- WHAT IS NEEDED -
Answer with one number: the count of lines in this material that hold the word "required".

- RECORDS SUPPLIED -
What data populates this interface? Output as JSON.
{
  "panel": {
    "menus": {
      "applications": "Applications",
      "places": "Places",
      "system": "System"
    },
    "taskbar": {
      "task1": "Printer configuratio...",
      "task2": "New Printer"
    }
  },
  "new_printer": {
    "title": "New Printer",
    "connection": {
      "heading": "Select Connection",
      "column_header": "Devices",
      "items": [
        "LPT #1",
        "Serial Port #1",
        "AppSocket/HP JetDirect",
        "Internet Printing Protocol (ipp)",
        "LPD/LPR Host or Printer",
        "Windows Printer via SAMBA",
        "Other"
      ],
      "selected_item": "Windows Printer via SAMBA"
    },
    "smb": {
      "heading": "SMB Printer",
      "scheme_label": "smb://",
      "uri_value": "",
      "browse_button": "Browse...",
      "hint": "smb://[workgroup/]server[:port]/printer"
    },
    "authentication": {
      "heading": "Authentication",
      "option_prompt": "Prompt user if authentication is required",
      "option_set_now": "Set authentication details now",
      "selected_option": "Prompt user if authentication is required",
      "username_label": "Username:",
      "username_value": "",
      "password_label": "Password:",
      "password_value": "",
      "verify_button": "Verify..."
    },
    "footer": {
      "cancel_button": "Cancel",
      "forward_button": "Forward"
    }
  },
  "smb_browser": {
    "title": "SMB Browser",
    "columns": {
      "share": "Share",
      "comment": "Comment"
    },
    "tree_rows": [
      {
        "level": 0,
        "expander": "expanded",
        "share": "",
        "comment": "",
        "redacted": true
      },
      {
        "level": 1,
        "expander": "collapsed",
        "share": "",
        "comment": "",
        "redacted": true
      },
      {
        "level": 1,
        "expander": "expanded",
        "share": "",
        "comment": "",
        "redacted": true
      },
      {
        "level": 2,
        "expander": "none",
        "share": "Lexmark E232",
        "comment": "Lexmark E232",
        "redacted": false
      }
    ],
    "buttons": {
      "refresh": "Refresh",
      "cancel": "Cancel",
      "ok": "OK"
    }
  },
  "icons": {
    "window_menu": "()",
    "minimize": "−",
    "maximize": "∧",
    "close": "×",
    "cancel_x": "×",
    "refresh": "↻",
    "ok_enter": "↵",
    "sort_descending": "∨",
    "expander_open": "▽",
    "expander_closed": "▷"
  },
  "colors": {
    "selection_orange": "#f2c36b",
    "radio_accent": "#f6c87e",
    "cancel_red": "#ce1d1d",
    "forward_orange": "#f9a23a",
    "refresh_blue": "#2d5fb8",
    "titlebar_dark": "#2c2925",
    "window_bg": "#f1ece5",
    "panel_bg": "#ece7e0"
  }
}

- SOLUTION TO THE EXERCISE -
2